_What needs to be done_:
Search the material for "Cloud" and show all lines that contain it.
>> Begin Raw records
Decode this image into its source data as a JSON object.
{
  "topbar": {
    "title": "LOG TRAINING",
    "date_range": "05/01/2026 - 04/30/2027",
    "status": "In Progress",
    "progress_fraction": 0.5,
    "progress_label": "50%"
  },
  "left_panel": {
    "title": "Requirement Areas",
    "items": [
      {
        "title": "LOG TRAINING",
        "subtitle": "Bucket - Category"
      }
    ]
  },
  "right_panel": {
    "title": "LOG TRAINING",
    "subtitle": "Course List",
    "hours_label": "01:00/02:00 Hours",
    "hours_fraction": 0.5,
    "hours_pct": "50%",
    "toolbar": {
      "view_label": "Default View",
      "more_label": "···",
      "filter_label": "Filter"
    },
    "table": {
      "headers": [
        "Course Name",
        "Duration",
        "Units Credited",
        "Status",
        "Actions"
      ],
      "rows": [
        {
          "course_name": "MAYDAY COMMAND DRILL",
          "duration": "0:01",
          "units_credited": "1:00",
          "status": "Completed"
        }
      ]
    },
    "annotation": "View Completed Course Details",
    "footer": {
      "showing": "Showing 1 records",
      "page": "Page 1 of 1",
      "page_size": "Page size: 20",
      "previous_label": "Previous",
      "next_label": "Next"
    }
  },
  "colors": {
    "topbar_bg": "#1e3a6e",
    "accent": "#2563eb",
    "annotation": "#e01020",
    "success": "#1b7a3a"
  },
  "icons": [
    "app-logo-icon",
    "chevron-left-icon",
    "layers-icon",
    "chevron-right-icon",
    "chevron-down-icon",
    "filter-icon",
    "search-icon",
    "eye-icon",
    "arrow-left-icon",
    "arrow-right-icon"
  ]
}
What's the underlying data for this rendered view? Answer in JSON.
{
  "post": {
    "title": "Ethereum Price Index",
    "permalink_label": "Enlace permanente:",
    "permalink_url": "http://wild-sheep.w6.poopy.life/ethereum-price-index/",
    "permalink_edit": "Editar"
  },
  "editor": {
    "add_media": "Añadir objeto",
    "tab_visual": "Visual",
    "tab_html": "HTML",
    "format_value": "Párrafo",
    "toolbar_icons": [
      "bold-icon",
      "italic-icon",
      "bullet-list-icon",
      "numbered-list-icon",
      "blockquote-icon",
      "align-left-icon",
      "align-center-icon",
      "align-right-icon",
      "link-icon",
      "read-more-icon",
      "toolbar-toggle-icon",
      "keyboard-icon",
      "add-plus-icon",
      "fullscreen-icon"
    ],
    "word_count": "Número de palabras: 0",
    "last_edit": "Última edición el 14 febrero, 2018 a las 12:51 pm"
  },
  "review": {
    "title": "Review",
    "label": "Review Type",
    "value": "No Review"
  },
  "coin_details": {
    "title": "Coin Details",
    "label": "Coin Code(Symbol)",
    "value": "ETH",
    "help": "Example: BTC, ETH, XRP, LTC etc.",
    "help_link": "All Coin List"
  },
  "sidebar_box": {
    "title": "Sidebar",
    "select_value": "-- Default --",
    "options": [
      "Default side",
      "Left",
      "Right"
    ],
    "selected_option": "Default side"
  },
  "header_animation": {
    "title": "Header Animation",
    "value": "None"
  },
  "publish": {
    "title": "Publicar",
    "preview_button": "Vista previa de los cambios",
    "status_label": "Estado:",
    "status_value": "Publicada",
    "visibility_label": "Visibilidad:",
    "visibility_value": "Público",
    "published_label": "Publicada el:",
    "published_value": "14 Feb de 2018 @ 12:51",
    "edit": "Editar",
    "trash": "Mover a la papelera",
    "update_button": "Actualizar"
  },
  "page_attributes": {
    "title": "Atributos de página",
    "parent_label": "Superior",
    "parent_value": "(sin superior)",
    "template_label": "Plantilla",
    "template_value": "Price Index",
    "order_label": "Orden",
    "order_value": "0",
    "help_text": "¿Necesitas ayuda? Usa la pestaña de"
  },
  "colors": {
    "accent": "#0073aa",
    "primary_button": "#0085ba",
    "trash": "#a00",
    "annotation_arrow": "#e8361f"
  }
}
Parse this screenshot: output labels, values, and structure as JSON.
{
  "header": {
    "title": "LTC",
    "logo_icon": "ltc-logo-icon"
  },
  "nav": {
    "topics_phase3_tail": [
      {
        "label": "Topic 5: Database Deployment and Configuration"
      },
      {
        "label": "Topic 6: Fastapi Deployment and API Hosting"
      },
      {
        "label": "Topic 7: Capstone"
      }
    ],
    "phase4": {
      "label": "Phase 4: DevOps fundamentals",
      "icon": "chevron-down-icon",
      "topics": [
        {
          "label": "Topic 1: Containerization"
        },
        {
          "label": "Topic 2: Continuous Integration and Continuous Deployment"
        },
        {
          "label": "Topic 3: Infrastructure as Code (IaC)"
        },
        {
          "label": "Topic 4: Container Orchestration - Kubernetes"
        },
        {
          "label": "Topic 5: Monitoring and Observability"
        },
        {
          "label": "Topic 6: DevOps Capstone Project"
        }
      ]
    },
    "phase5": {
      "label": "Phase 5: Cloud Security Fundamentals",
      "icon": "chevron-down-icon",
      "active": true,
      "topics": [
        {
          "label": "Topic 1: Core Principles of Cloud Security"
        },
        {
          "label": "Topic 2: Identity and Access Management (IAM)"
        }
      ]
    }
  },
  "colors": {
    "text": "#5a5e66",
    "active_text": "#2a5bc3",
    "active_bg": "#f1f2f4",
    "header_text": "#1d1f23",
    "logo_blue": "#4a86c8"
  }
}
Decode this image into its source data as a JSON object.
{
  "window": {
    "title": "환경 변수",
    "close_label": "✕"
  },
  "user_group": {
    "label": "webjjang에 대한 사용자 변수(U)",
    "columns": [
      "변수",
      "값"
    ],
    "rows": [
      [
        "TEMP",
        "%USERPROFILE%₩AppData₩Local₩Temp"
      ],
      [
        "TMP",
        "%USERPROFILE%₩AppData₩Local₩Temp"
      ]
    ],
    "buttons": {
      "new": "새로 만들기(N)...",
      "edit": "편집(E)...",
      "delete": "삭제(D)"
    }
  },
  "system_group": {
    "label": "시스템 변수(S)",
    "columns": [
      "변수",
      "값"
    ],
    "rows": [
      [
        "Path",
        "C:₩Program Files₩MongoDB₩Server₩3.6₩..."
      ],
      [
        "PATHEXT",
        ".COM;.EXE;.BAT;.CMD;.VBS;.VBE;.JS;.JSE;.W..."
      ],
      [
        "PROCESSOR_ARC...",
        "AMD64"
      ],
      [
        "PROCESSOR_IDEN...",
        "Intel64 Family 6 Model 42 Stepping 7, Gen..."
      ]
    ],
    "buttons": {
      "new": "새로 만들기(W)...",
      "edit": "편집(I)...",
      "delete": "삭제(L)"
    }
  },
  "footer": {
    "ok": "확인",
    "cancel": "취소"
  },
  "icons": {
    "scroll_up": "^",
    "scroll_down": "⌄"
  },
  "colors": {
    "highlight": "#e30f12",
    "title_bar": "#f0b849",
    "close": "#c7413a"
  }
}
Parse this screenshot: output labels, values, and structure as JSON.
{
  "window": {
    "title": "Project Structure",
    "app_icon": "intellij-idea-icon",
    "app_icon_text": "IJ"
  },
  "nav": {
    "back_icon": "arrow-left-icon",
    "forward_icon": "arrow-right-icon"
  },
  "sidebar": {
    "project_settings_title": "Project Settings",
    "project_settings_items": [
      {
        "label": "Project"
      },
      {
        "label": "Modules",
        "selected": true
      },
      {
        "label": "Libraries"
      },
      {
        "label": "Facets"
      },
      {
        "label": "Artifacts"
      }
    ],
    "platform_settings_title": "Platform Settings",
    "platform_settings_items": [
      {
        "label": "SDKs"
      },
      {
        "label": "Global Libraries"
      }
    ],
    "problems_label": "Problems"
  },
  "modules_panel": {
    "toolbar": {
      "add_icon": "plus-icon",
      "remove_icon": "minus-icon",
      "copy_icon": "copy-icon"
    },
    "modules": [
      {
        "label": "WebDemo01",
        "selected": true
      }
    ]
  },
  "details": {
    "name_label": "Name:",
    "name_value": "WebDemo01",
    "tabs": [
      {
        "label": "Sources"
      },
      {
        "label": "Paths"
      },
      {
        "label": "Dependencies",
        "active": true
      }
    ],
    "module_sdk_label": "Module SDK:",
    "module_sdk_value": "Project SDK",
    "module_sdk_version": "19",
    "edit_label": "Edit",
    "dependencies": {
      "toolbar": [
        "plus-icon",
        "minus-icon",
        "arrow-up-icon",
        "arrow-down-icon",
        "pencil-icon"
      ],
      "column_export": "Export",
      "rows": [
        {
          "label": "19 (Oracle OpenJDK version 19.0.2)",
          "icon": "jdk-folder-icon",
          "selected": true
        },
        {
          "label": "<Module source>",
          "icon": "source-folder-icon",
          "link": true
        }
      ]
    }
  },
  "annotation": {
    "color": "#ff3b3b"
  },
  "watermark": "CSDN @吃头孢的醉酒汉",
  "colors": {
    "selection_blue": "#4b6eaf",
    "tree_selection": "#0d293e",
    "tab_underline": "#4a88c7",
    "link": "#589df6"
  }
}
>> End Raw records
_Full answer_:
      "label": "Phase 5: Cloud Security Fundamentals",
          "label": "Topic 1: Core Principles of Cloud Security"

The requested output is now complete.